▸ **RECORD EXTRACTS**:
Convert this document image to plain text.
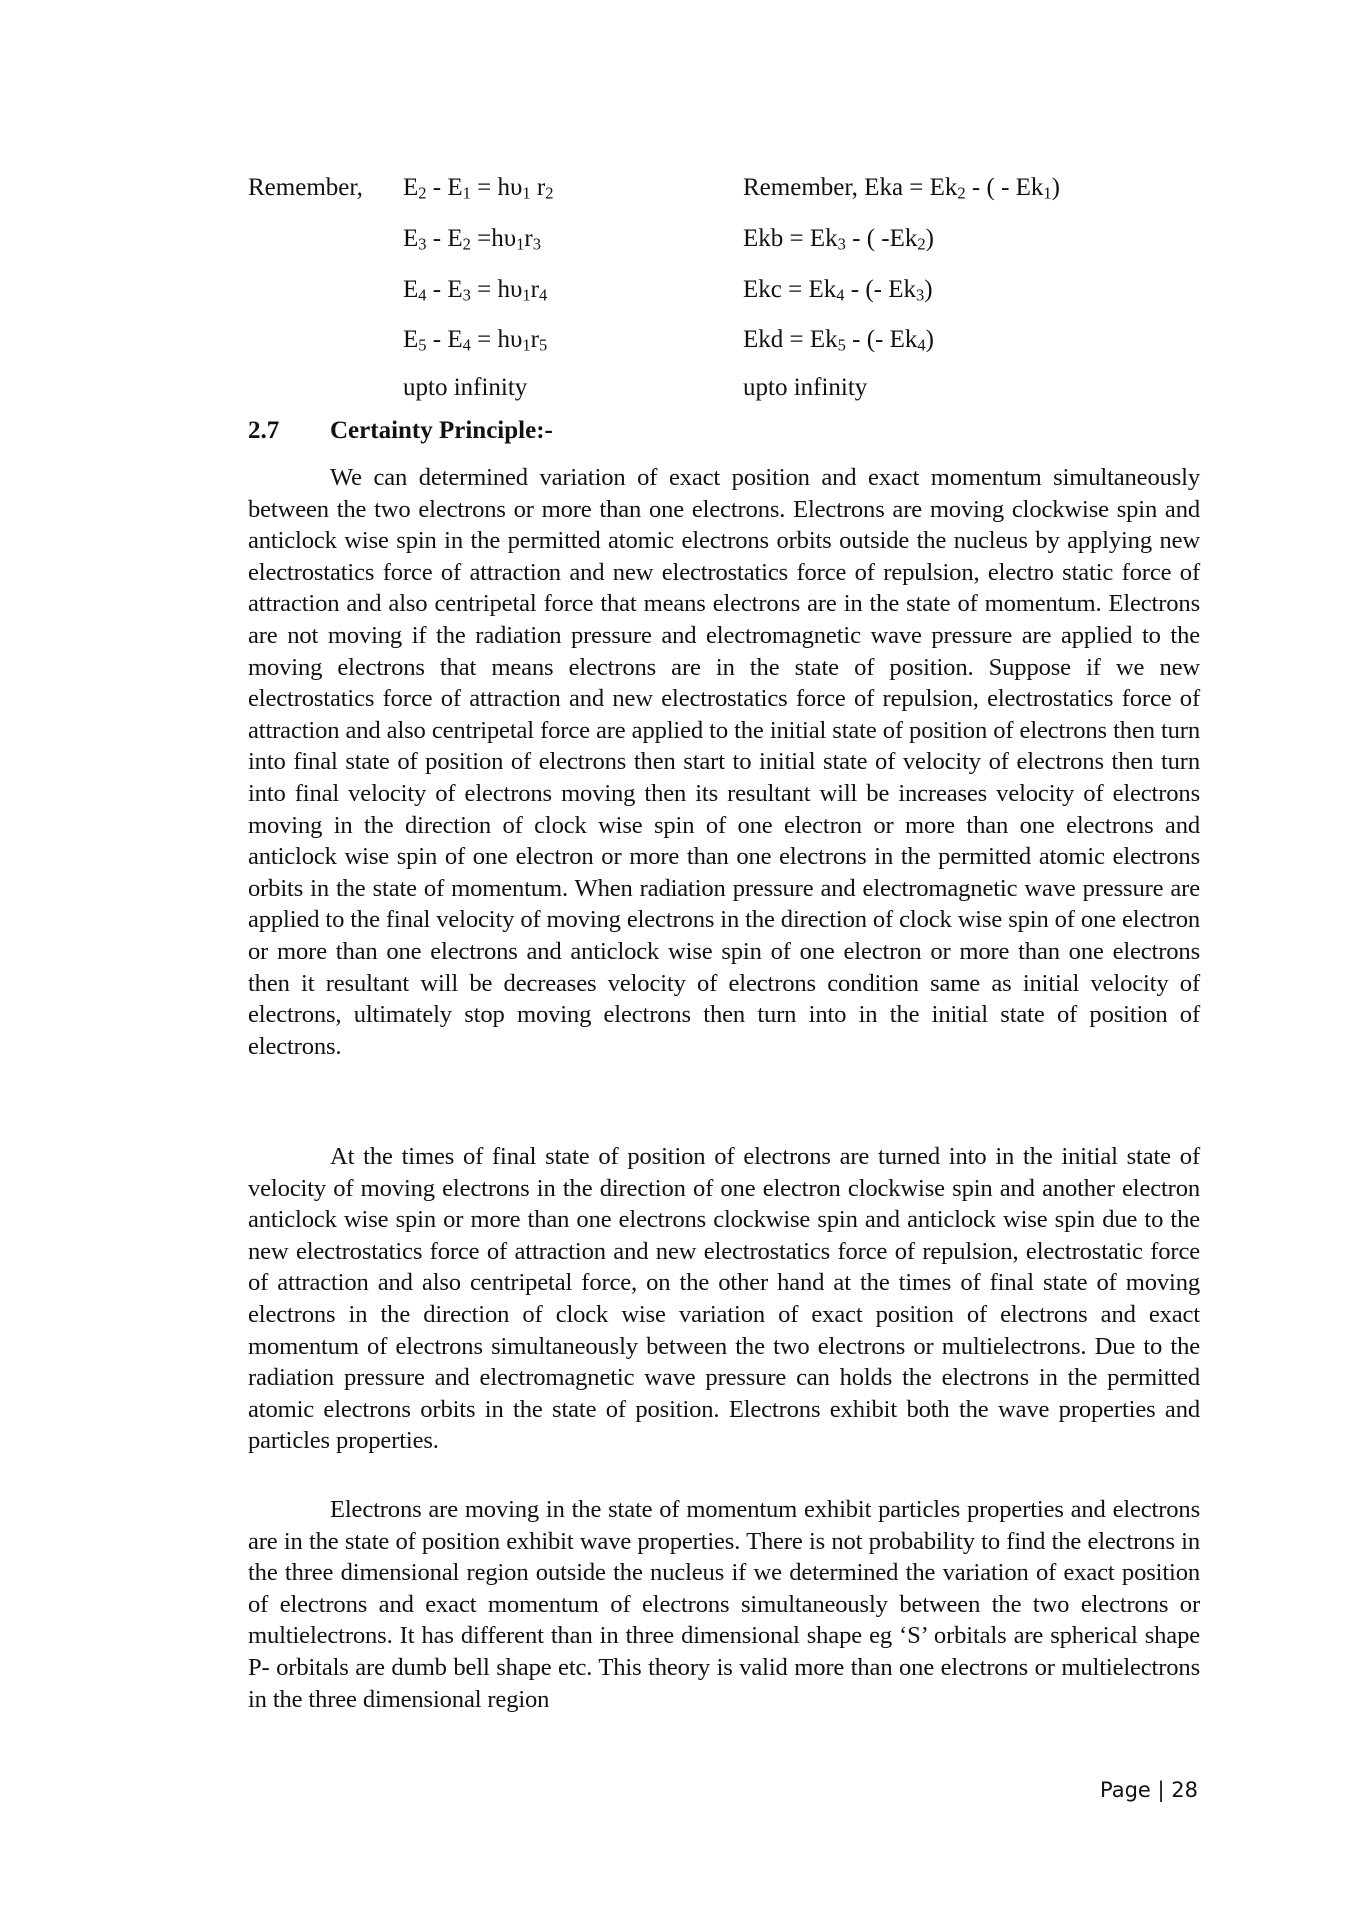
Remember, $E_2 - E_1 = h\upsilon_1$ $r_2$
$E_3 - E_2 =h\upsilon_1r_3$
$E_4 - E_3 = h\upsilon_1r_4$
$E_5 - E_4 = h\upsilon_1r_5$
upto infinity
Remember, Eka = $Ek_2$ - ( - $Ek_1$)
Ekb = $Ek_3$ - ( $-Ek_2$)
Ekc = $Ek_4$ - (- $Ek_3$)
Ekd = $Ek_5$ - (- $Ek_4$)
upto infinity
2.7 Certainty Principle:-

We can determined variation of exact position and exact momentum simultaneously between the two electrons or more than one electrons. Electrons are moving clockwise spin and anticlock wise spin in the permitted atomic electrons orbits outside the nucleus by applying new electrostatics force of attraction and new electrostatics force of repulsion, electro static force of attraction and also centripetal force that means electrons are in the state of momentum. Electrons are not moving if the radiation pressure and electromagnetic wave pressure are applied to the moving electrons that means electrons are in the state of position. Suppose if we new electrostatics force of attraction and new electrostatics force of repulsion, electrostatics force of attraction and also centripetal force are applied to the initial state of position of electrons then turn into final state of position of electrons then start to initial state of velocity of electrons then turn into final velocity of electrons moving then its resultant will be increases velocity of electrons moving in the direction of clock wise spin of one electron or more than one electrons and anticlock wise spin of one electron or more than one electrons in the permitted atomic electrons orbits in the state of momentum. When radiation pressure and electromagnetic wave pressure are applied to the final velocity of moving electrons in the direction of clock wise spin of one electron or more than one electrons and anticlock wise spin of one electron or more than one electrons then it resultant will be decreases velocity of electrons condition same as initial velocity of electrons, ultimately stop moving electrons then turn into in the initial state of position of electrons.

At the times of final state of position of electrons are turned into in the initial state of velocity of moving electrons in the direction of one electron clockwise spin and another electron anticlock wise spin or more than one electrons clockwise spin and anticlock wise spin due to the new electrostatics force of attraction and new electrostatics force of repulsion, electrostatic force of attraction and also centripetal force, on the other hand at the times of final state of moving electrons in the direction of clock wise variation of exact position of electrons and exact momentum of electrons simultaneously between the two electrons or multielectrons. Due to the radiation pressure and electromagnetic wave pressure can holds the electrons in the permitted atomic electrons orbits in the state of position. Electrons exhibit both the wave properties and particles properties.

Electrons are moving in the state of momentum exhibit particles properties and electrons are in the state of position exhibit wave properties. There is not probability to find the electrons in the three dimensional region outside the nucleus if we determined the variation of exact position of electrons and exact momentum of electrons simultaneously between the two electrons or multielectrons. It has different than in three dimensional shape eg ‘S’ orbitals are spherical shape P- orbitals are dumb bell shape etc. This theory is valid more than one electrons or multielectrons in the three dimensional region

Page | 28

▸ **WHAT THIS TASK INVOLVES**: Above are the records; reproduce them exactly and leave out the pictures.

▸ **SOLUTION FOR THIS TASK**:
Convert this document image to plain text.
Remember, $E_2 - E_1 = h\upsilon_1$ $r_2$
$E_3 - E_2 =h\upsilon_1r_3$
$E_4 - E_3 = h\upsilon_1r_4$
$E_5 - E_4 = h\upsilon_1r_5$
upto infinity
Remember, Eka = $Ek_2$ - ( - $Ek_1$)
Ekb = $Ek_3$ - ( $-Ek_2$)
Ekc = $Ek_4$ - (- $Ek_3$)
Ekd = $Ek_5$ - (- $Ek_4$)
upto infinity
2.7 Certainty Principle:-

We can determined variation of exact position and exact momentum simultaneously between the two electrons or more than one electrons. Electrons are moving clockwise spin and anticlock wise spin in the permitted atomic electrons orbits outside the nucleus by applying new electrostatics force of attraction and new electrostatics force of repulsion, electro static force of attraction and also centripetal force that means electrons are in the state of momentum. Electrons are not moving if the radiation pressure and electromagnetic wave pressure are applied to the moving electrons that means electrons are in the state of position. Suppose if we new electrostatics force of attraction and new electrostatics force of repulsion, electrostatics force of attraction and also centripetal force are applied to the initial state of position of electrons then turn into final state of position of electrons then start to initial state of velocity of electrons then turn into final velocity of electrons moving then its resultant will be increases velocity of electrons moving in the direction of clock wise spin of one electron or more than one electrons and anticlock wise spin of one electron or more than one electrons in the permitted atomic electrons orbits in the state of momentum. When radiation pressure and electromagnetic wave pressure are applied to the final velocity of moving electrons in the direction of clock wise spin of one electron or more than one electrons and anticlock wise spin of one electron or more than one electrons then it resultant will be decreases velocity of electrons condition same as initial velocity of electrons, ultimately stop moving electrons then turn into in the initial state of position of electrons.

At the times of final state of position of electrons are turned into in the initial state of velocity of moving electrons in the direction of one electron clockwise spin and another electron anticlock wise spin or more than one electrons clockwise spin and anticlock wise spin due to the new electrostatics force of attraction and new electrostatics force of repulsion, electrostatic force of attraction and also centripetal force, on the other hand at the times of final state of moving electrons in the direction of clock wise variation of exact position of electrons and exact momentum of electrons simultaneously between the two electrons or multielectrons. Due to the radiation pressure and electromagnetic wave pressure can holds the electrons in the permitted atomic electrons orbits in the state of position. Electrons exhibit both the wave properties and particles properties.

Electrons are moving in the state of momentum exhibit particles properties and electrons are in the state of position exhibit wave properties. There is not probability to find the electrons in the three dimensional region outside the nucleus if we determined the variation of exact position of electrons and exact momentum of electrons simultaneously between the two electrons or multielectrons. It has different than in three dimensional shape eg ‘S’ orbitals are spherical shape P- orbitals are dumb bell shape etc. This theory is valid more than one electrons or multielectrons in the three dimensional region

Page | 28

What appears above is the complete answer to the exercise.